▶ [文書の抜粋]

__________

シフトに対してわがままな従業員が職場にいると、一人の従業員のわがままが多くの従業員の迷惑にもなりかねず、仕事のモチベーションの低下にもつながりかねません。
シフトの内容に対して従業員がわがままなことを言ってきた場合、どのように対応すれば良いのでしょうか。対応の方法について、次の項目で説明します。
ルールを守ることを伝え、ルールを守る理由を説明する
わがままな従業員に対しては、シフトを決めるときにはルールがあり、そのルールを守らなければならない、ということをはっきりと伝えましょう。
シフトを決めるときのルールの例としては「休日希望を出せるのは3回」があげられます。もし、休日希望の回数に上限を設けなければ、忙しい日に休日希望が殺到することがある一方で、比較的余裕のある日に全員が出勤するような状況になってしまいます。つまり、従業員の都合でシフトができあがっているような状態となってしまい、サービスの利用者にとっては不便を感じるような状況になりかねません。従業員の都合ばかり聞きながらシフトを作っていると、利用者からは不便だというクレームが入りやすくなり、ひいては会社の売上が減少する原因にもなってしまいます。
このような理由があるからこそ、シフトを作成するときには一定のルールが設けられているのです。会社という組織で働きたいなら、自分の都合ばかり押し通すのではなく、相手の立場も考えながら働くことが重要といえます。
なぜわがままなこと言うのか、その理由を聞いてみる
従業員のわがままな発言に対しては、毅然と対応することが重要といえますが、頭ごなしにわがままな発言を否定する前に、なぜわがままなことを言うのか、その理由を聞いてみることも大切です。

__________

▶ [提供資料]
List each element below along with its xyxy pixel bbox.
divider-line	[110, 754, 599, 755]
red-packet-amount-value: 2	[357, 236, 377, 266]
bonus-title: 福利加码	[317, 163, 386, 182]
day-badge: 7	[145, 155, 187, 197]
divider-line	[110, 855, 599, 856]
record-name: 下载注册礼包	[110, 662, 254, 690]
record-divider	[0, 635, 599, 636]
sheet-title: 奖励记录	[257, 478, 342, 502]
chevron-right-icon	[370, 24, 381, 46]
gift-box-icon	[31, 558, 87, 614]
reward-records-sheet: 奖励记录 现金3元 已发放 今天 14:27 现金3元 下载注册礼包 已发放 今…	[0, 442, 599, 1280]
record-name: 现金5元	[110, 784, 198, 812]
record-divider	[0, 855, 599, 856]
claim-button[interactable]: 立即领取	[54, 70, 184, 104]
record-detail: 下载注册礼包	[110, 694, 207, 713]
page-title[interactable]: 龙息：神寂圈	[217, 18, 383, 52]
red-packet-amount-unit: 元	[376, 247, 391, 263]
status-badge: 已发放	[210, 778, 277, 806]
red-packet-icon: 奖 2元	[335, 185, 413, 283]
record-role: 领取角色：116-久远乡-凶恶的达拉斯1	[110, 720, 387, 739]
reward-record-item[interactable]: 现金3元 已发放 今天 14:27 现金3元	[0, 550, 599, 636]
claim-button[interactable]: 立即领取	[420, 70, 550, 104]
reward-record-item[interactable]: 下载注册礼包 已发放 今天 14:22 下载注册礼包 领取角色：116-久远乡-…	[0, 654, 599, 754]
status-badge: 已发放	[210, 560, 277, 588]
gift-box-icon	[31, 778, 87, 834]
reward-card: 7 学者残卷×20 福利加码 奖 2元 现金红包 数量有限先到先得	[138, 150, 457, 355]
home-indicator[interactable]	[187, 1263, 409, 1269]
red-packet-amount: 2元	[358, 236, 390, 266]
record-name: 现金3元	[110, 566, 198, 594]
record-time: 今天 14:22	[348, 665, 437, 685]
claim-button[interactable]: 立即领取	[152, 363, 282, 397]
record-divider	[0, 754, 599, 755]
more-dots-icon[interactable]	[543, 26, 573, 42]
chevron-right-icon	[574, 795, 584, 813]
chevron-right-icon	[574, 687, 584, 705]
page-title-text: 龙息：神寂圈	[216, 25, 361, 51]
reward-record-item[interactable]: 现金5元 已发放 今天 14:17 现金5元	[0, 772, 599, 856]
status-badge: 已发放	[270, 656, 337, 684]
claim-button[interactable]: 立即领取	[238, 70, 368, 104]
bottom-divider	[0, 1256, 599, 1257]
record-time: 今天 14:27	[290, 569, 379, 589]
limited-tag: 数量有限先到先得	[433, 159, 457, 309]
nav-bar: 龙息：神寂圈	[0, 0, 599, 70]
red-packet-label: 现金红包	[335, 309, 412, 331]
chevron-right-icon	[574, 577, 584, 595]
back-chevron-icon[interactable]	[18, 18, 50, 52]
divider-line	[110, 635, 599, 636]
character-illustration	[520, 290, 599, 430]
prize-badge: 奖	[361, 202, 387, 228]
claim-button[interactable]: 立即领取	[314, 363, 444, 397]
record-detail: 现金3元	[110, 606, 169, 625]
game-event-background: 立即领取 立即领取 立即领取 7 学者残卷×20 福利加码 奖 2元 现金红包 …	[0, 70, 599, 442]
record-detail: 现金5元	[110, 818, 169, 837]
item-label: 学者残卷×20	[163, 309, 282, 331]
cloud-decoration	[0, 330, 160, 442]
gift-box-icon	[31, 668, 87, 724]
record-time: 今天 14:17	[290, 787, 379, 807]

__________

▶ [指示文] シフトでわがままを言う従業員への対応を述べた文章を、最後の文の後から書き継ぐこと。

▶ [回答]
例えば、毎週日曜日に休みを入れようとしている従業員に対し「どうして日曜日ばかり休日希望を入れようとするんですか?」と質問するとしましょう。その答えとして「子供が小さく、平日は保育園に預けられるけれど、日曜日は保育園が休みなので私が面倒を見なければならない」とします。子供を優先したい母親の気持ちも理解できますが、職場としては日曜日は人手がほしいところです。妥協案として、日曜日に休めるのは2回までにして、他の日曜には日曜保育や親戚に子供を預かってもらうことを提案する方法もあるでしょう。それが難しい場合には、退職もやむを得ないといえます。なお、このような状況を防ぐためは、面接の際に「原則として土曜・日曜・祝日は出勤してもらいます。それができない場合は採用を見送ります」と伝えておくべきです。
度が過ぎる場合は解雇も視野に入れる
あまりにもわがままの程度が明らかに度が過ぎている場合は、解雇も視野に入ります。ただし、パートやアルバイトであっても解雇するには明確な理由が必要となります。
明確な理由の例としては下記があげられます。
「シフトの要望に対して自己中心的であるため、再三にわたって注意したものの、一向に注意を守らないこと。それにより、他の従業員から不満が生じるなど、業務の運営に支障が生じているため」
なお、解雇する場合には、以下の2つのうち、いずれかの方法で行います。
- ・30日以上前に予告してから解雇する
・即解雇する場合は、解雇予告手当を支払ったうえで解雇する
そのほか、期間を定めた雇用契約を締結している場合は、雇用期間が終了したときに更新しない方法もあります。この方法はあくまでも契約終了の扱いとなるため、解雇とはなりません。ただし、契約期間が終了するまでは勤務し続けることになるため、早々と辞めてもらいたい場合は、解雇した方が良い場合もあります。

シフトを作成するうえで意識したい点は?
シフト管理者がシフトを作成するうえで意識したい点は、全ての従業員に対して公平なシフトを作ることです。公平さを示す指標としては、休日希望を出す場合に上限を守っているか、土日祝日など、忙しい日に休む回数を少なめに抑えているか、というものがあげられます。従業員としては、できる限り自分の都合を優先させたいと考えることがありますが、全ての従業員が自分の都合を優先させてしまうと、忙しい日に人手が不足してしまい、顧客に提供するサービスの質が低下することにもなりかねません。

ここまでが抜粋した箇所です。